--- Task details ---
Locate each line of the material that contains "عنهم", then return it.

========================================================================

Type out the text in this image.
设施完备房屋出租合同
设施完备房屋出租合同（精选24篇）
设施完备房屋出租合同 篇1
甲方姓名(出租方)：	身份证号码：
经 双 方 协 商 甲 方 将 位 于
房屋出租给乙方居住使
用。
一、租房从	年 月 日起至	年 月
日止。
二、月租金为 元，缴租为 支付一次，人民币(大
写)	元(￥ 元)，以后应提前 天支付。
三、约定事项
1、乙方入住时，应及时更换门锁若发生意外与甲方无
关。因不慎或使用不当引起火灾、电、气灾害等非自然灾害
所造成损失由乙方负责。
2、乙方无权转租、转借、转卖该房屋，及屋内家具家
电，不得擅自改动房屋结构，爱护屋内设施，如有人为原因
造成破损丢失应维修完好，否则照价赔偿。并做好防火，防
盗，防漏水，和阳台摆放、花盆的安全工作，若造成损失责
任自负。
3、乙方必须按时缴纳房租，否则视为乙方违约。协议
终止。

========================================================================

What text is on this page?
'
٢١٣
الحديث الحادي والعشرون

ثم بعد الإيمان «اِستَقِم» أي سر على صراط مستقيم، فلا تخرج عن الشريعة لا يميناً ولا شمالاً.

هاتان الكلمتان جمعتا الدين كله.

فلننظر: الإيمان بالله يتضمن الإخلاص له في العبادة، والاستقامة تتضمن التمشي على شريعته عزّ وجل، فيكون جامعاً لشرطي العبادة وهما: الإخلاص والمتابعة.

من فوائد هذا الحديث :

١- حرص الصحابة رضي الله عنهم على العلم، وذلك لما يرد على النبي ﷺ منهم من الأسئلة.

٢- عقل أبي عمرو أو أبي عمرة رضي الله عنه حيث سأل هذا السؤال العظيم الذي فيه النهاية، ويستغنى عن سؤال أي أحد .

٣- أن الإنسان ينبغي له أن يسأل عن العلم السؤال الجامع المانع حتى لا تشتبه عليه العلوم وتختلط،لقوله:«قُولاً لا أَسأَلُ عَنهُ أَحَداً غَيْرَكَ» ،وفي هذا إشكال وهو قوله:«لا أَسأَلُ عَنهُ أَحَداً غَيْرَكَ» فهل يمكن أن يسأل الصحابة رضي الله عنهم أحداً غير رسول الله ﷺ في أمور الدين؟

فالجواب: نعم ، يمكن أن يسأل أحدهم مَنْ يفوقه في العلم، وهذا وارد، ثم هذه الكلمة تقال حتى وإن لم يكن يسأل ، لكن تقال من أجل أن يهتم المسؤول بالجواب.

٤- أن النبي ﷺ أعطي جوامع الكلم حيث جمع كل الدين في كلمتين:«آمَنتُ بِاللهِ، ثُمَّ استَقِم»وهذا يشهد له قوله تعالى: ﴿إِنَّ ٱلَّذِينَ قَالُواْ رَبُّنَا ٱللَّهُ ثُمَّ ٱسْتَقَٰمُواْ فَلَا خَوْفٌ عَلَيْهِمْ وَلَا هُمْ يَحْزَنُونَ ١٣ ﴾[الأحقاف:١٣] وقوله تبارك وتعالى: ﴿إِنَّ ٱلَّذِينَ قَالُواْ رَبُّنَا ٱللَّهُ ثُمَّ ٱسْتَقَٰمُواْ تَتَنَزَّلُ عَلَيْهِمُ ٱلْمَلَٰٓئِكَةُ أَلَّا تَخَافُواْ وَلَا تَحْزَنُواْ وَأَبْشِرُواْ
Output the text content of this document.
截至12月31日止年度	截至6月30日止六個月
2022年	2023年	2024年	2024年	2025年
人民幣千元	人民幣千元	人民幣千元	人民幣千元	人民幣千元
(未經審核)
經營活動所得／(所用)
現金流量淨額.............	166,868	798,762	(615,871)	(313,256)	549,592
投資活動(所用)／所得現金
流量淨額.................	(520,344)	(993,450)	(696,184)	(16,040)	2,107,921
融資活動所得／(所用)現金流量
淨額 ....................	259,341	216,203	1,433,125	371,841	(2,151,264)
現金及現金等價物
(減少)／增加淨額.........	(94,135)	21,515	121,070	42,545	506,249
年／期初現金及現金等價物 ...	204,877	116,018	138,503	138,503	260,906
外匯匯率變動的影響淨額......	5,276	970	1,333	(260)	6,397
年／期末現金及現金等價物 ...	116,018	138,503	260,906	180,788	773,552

========================================================================

--- Solution to this problem ---
١- حرص الصحابة رضي الله عنهم على العلم، وذلك لما يرد على النبي ﷺ منهم من الأسئلة.
٣- أن الإنسان ينبغي له أن يسأل عن العلم السؤال الجامع المانع حتى لا تشتبه عليه العلوم وتختلط،لقوله:«قُولاً لا أَسأَلُ عَنهُ أَحَداً غَيْرَكَ» ،وفي هذا إشكال وهو قوله:«لا أَسأَلُ عَنهُ أَحَداً غَيْرَكَ» فهل يمكن أن يسأل الصحابة رضي الله عنهم أحداً غير رسول الله ﷺ في أمور الدين؟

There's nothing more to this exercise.